[Task requirements]:
1. In the forum post about the Facebook data set, how many posts does each class contain?
2. Reproduce the forum post about the Facebook data set word for word, starting at "update My python" and ending at "X_train = vectorizer.transform(sentences_train)".
3. Pick up the forum post about the Facebook data set where it ends and write the next part.

[Text passage]:
I have a data set collected from Facebook consists of 10 class, each class have 2500 posts, but when count number of unique words in each class, they has different count as shown in the figure
Is this an imbalanced problem due to word count , or balanced according number of posts. and what is the best solution if it imbalanced?
update My python code:
data = pd.read_csv('E:\cluster data\One_File_nonnormalizenew2norm.txt', sep="*")
data.columns = ["text", "class1"]
data.dropna(inplace=True)
data['class1'] = data.class1.astype('category').cat.codes
text = data['text']
y = (data['class1'])
sentences_train, sentences_test, y_train, y_test = train_test_split(text, y, test_size=0.25, random_state=1000)
from sklearn.feature_extraction.text import CountVectorizer
num_class = len(np.unique(data.class1.values))
vectorizer = CountVectorizer()
vectorizer.fit(sentences_train)
X_train = vectorizer.transform(sentences_train)

[Collected material]:
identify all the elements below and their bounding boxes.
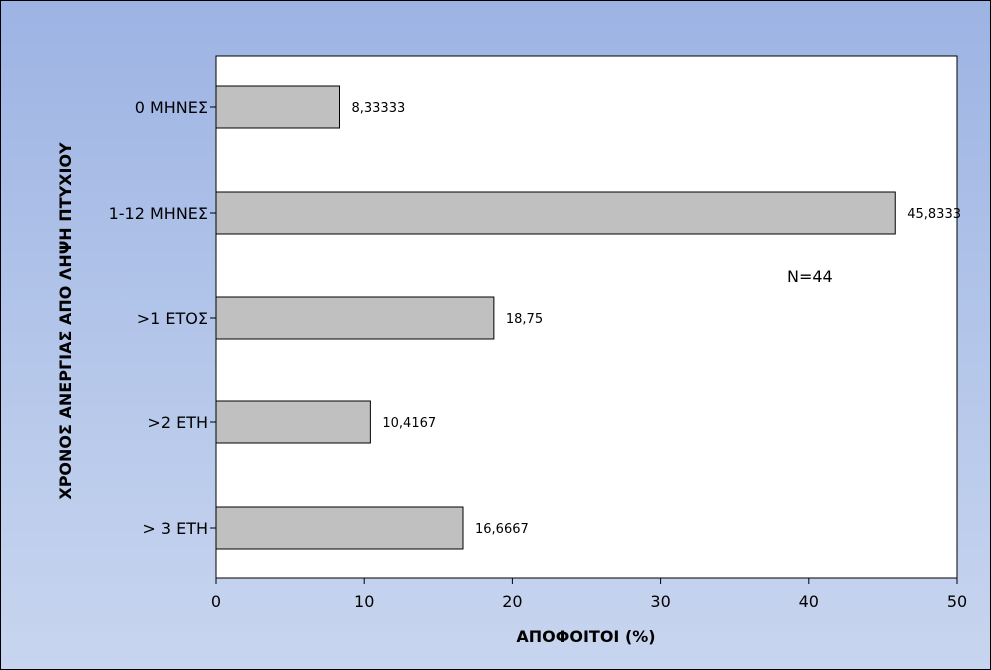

[Answer set]:
1. Each class contains 2500 posts.

2.
update My python code:
data = pd.read_csv('E:\cluster data\One_File_nonnormalizenew2norm.txt', sep="*")
data.columns = ["text", "class1"]
data.dropna(inplace=True)
data['class1'] = data.class1.astype('category').cat.codes
text = data['text']
y = (data['class1'])
sentences_train, sentences_test, y_train, y_test = train_test_split(text, y, test_size=0.25, random_state=1000)
from sklearn.feature_extraction.text import CountVectorizer
num_class = len(np.unique(data.class1.values))
vectorizer = CountVectorizer()
vectorizer.fit(sentences_train)
X_train = vectorizer.transform(sentences_train)

3.
X_test = vectorizer.transform(sentences_test)
model = Sequential()
max_words=5000
model.add(Dense(512, input_shape=(60874,)))
model.add(Dense(20,activation='softmax'))####
model.summary()
model.compile(loss='sparse_categorical_crossentropy',
optimizer='rmsprop',
metrics=['accuracy'])
model.fit(X_train, y_train,batch_size=150,epochs=10,verbose=2,validation_data=(X_test,y_test),shuffle=True)
predicted = model.predict(X_test)
predicted = np.argmax(predicted, axis=1)
accuracy_score(y_test, predicted)
predicted = model.predict(X_test)
predicted = np.argmax(predicted, axis=1)
accuracy_score(y_test, predicted)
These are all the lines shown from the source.